(Data tied to figure images)
=-=-=
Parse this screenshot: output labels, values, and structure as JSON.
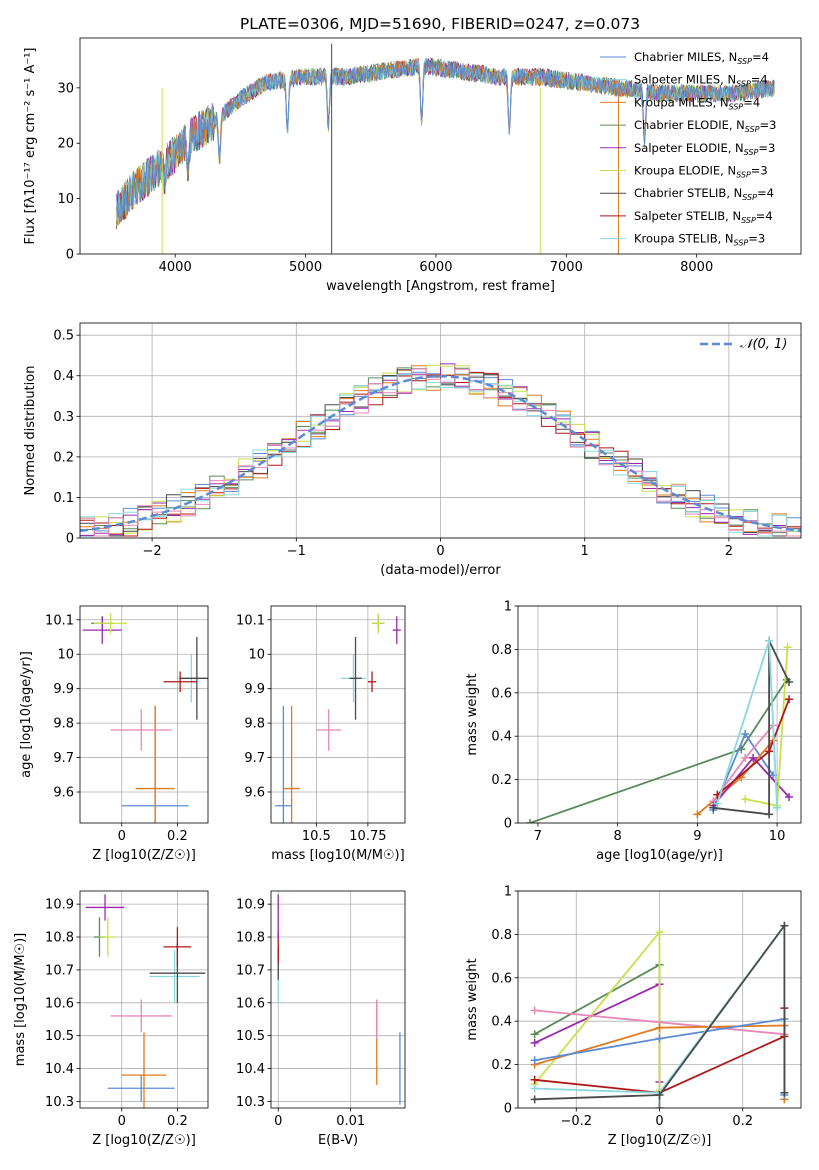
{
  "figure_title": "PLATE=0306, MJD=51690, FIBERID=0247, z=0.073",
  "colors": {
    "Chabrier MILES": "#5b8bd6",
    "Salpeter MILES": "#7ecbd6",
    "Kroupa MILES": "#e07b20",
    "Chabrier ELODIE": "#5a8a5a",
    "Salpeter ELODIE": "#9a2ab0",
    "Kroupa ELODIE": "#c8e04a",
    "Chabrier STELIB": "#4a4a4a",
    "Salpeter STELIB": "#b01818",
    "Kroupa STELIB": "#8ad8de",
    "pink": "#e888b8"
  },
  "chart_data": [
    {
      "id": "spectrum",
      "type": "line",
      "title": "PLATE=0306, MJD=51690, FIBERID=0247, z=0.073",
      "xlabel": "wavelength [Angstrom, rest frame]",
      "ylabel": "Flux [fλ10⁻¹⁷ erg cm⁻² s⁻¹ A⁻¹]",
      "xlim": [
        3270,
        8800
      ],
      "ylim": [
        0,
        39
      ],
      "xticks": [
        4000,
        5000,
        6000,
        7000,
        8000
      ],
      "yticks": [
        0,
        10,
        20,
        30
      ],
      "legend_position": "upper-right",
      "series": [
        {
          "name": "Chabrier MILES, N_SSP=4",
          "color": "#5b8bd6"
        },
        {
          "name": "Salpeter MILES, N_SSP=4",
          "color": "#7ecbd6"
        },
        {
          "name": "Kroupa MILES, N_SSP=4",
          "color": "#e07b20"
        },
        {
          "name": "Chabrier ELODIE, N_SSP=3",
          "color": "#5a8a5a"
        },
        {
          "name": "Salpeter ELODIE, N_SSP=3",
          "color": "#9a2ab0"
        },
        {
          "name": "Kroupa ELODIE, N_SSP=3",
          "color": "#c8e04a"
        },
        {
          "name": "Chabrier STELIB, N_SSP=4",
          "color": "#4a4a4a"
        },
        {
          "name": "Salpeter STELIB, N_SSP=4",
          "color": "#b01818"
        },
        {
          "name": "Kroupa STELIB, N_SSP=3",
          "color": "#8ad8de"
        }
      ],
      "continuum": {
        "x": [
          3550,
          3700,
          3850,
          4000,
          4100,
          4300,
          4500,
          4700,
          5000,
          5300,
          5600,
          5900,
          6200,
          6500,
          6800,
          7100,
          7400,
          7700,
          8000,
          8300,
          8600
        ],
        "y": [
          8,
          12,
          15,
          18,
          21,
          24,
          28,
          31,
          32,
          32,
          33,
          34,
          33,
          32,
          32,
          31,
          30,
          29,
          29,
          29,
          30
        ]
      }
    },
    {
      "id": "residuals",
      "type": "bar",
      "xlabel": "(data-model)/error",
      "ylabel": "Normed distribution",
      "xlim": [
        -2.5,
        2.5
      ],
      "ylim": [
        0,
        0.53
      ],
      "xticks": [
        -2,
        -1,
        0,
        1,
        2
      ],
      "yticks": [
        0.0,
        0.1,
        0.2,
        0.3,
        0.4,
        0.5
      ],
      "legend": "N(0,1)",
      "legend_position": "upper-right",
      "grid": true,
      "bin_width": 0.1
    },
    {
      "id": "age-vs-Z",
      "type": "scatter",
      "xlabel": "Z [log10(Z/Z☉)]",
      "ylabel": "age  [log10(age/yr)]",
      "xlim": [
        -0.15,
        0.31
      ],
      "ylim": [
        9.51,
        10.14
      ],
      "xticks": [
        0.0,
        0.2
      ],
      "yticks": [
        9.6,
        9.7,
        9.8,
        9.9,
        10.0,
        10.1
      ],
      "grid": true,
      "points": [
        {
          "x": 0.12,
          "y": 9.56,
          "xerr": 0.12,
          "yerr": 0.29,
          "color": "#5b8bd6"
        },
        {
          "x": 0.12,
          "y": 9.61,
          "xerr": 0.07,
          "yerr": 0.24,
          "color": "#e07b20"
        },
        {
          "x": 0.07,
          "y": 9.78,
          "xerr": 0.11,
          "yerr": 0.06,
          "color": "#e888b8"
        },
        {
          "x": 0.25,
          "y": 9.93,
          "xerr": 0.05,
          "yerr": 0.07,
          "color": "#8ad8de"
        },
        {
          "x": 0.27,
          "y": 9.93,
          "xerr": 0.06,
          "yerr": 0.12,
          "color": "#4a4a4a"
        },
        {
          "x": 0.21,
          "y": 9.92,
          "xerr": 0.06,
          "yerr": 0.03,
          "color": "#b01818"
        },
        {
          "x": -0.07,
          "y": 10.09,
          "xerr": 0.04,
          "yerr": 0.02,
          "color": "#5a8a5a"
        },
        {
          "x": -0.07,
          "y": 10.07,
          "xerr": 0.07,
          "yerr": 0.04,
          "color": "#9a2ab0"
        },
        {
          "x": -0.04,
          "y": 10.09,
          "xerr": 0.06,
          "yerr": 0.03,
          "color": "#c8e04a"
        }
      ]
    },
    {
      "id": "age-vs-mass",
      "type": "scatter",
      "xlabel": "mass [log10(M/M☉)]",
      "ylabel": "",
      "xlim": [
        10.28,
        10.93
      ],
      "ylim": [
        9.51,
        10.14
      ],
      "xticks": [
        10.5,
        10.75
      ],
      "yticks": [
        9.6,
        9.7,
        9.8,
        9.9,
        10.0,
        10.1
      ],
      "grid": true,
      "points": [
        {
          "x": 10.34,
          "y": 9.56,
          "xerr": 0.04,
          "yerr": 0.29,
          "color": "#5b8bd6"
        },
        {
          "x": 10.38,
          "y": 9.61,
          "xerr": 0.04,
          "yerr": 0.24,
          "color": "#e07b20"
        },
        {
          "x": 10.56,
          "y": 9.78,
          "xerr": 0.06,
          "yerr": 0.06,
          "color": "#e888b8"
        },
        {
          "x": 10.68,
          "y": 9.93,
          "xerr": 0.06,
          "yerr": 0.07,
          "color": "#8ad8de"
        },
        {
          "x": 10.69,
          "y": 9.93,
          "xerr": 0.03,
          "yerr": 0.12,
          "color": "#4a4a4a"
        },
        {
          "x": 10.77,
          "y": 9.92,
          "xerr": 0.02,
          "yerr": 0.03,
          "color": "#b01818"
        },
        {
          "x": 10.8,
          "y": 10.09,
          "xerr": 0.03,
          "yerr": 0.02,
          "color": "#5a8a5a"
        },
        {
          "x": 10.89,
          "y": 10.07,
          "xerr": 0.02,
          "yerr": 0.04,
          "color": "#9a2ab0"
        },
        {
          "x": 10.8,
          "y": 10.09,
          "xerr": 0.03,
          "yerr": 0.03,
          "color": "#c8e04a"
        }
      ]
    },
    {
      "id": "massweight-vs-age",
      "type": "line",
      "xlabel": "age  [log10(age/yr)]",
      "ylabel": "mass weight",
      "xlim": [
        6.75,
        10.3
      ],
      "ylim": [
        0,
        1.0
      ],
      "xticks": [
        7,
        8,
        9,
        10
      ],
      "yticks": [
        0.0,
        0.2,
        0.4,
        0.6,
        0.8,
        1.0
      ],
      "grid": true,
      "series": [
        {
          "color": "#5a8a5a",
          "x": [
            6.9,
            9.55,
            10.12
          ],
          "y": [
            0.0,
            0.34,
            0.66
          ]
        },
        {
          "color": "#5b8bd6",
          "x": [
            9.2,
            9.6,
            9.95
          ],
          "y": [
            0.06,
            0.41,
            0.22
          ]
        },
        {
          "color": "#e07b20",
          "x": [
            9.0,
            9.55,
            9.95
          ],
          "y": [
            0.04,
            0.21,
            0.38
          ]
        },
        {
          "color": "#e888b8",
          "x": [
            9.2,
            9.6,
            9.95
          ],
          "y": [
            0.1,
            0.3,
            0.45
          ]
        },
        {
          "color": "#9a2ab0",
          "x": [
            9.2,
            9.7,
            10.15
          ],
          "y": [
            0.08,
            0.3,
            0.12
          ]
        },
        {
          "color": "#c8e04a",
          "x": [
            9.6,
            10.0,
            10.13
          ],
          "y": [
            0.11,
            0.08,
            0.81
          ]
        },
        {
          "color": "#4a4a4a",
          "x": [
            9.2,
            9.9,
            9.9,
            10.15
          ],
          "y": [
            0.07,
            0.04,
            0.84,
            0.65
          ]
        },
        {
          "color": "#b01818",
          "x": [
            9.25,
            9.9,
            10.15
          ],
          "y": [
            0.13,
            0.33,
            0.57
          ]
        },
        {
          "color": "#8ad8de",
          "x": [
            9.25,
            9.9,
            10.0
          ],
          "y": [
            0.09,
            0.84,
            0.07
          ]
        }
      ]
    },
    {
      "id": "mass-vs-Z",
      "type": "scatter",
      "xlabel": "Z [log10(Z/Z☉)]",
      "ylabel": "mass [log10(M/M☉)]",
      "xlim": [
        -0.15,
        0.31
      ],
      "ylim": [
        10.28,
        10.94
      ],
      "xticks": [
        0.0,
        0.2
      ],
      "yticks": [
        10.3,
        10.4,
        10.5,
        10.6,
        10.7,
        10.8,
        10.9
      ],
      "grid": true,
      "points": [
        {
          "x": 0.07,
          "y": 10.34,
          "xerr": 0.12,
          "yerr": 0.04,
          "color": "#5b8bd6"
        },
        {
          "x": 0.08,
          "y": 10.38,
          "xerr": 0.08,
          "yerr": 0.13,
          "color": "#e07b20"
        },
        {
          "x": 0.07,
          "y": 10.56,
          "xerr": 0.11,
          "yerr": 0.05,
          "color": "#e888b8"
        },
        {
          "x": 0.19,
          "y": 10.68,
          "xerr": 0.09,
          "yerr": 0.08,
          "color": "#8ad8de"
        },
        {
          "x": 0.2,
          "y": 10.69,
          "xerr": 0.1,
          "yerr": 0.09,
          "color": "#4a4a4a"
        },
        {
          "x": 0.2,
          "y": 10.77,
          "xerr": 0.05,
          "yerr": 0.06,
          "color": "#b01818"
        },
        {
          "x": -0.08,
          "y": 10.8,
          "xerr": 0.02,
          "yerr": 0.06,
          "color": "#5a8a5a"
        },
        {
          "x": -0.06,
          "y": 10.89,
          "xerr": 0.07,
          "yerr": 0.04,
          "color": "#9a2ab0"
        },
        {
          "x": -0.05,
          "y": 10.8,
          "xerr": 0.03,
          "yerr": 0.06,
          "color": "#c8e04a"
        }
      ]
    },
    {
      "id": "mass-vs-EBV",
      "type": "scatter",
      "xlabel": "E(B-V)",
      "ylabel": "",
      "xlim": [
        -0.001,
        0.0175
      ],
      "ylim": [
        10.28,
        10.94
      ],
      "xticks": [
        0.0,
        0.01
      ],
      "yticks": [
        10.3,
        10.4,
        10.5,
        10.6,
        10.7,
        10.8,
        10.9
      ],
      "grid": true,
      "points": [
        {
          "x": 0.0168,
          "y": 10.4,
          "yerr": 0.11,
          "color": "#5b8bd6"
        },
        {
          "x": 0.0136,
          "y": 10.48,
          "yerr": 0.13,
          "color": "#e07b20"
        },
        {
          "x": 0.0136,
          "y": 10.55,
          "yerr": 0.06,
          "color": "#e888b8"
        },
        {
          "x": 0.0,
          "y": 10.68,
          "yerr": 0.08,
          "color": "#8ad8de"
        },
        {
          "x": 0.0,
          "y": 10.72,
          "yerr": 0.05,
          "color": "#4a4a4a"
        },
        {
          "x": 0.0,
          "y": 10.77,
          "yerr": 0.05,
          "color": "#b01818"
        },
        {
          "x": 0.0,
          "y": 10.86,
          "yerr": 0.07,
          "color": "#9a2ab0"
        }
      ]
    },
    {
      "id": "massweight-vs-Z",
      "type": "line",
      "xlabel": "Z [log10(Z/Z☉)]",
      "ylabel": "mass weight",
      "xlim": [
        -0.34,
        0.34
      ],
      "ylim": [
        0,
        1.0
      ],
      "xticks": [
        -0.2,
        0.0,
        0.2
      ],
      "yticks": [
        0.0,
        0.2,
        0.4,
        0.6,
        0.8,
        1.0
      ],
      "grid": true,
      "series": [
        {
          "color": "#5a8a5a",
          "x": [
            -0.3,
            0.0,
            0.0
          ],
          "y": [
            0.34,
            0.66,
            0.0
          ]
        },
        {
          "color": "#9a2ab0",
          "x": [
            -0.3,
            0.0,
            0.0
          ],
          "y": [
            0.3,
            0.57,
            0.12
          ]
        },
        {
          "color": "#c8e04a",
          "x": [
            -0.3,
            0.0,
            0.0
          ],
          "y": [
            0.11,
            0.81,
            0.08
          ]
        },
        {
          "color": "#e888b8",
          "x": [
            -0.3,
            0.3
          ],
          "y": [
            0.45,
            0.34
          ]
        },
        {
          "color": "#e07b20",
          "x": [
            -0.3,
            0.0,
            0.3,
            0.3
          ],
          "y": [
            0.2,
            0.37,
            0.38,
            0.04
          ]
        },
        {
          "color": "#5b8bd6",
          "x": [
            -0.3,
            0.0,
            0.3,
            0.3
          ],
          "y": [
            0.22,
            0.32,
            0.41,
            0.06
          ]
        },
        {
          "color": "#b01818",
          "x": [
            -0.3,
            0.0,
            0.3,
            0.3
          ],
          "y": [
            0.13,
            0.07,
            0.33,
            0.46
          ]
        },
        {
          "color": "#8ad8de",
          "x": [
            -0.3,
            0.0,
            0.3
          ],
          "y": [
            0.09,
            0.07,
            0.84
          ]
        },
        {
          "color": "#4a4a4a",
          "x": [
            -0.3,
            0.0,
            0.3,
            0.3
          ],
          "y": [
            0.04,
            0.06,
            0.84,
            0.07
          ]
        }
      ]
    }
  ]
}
=-=-=
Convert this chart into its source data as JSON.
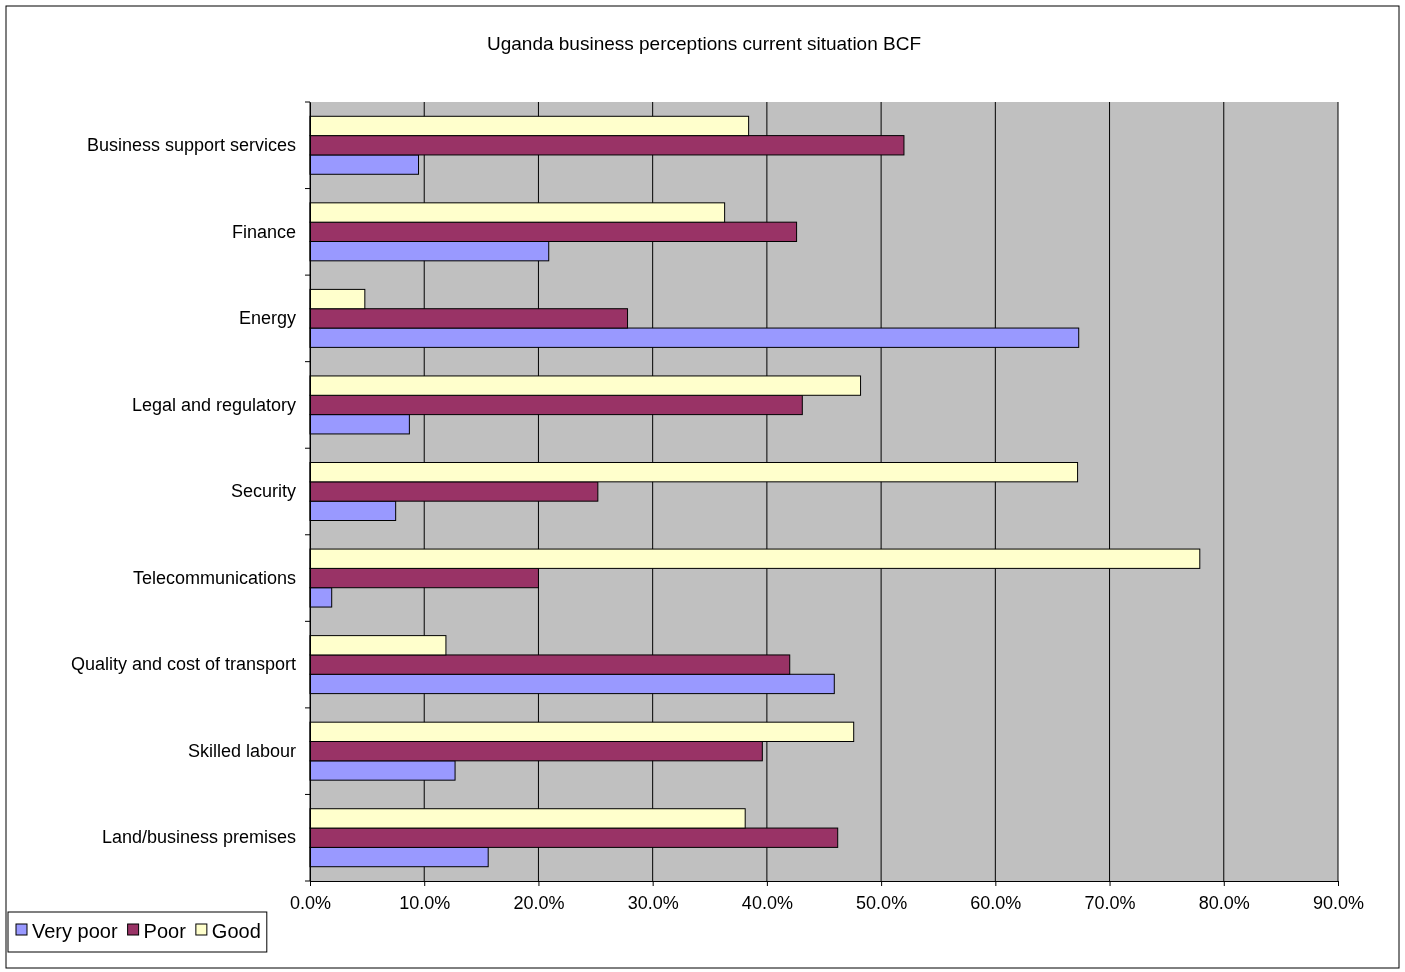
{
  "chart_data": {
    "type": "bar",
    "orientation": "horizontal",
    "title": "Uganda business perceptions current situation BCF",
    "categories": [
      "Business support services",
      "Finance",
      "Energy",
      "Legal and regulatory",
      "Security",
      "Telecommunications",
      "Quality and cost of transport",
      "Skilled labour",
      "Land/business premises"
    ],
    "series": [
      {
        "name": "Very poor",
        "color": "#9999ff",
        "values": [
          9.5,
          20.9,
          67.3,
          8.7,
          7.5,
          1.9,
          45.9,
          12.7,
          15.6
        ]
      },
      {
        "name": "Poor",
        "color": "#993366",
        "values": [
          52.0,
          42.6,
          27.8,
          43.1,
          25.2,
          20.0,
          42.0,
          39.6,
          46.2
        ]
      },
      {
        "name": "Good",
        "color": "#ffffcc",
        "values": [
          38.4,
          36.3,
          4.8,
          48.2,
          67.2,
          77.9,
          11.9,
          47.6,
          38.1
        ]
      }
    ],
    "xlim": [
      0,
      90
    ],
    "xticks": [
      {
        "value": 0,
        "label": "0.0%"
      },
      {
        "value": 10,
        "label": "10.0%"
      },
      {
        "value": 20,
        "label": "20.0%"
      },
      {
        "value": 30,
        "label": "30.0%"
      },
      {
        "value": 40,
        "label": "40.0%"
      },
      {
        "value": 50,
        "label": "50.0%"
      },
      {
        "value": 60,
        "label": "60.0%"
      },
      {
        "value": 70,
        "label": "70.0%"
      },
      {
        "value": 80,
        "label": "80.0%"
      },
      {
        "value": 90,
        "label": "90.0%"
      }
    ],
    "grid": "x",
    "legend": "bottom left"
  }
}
=-=-=
__Problem requirements__.
Copy every line in the entries above that has the string "name" in it.

__Expected answer__.
          "name": "Chabrier MILES, N_SSP=4",
          "name": "Salpeter MILES, N_SSP=4",
          "name": "Kroupa MILES, N_SSP=4",
          "name": "Chabrier ELODIE, N_SSP=3",
          "name": "Salpeter ELODIE, N_SSP=3",
          "name": "Kroupa ELODIE, N_SSP=3",
          "name": "Chabrier STELIB, N_SSP=4",
          "name": "Salpeter STELIB, N_SSP=4",
          "name": "Kroupa STELIB, N_SSP=3",
        "name": "Very poor",
        "name": "Poor",
        "name": "Good",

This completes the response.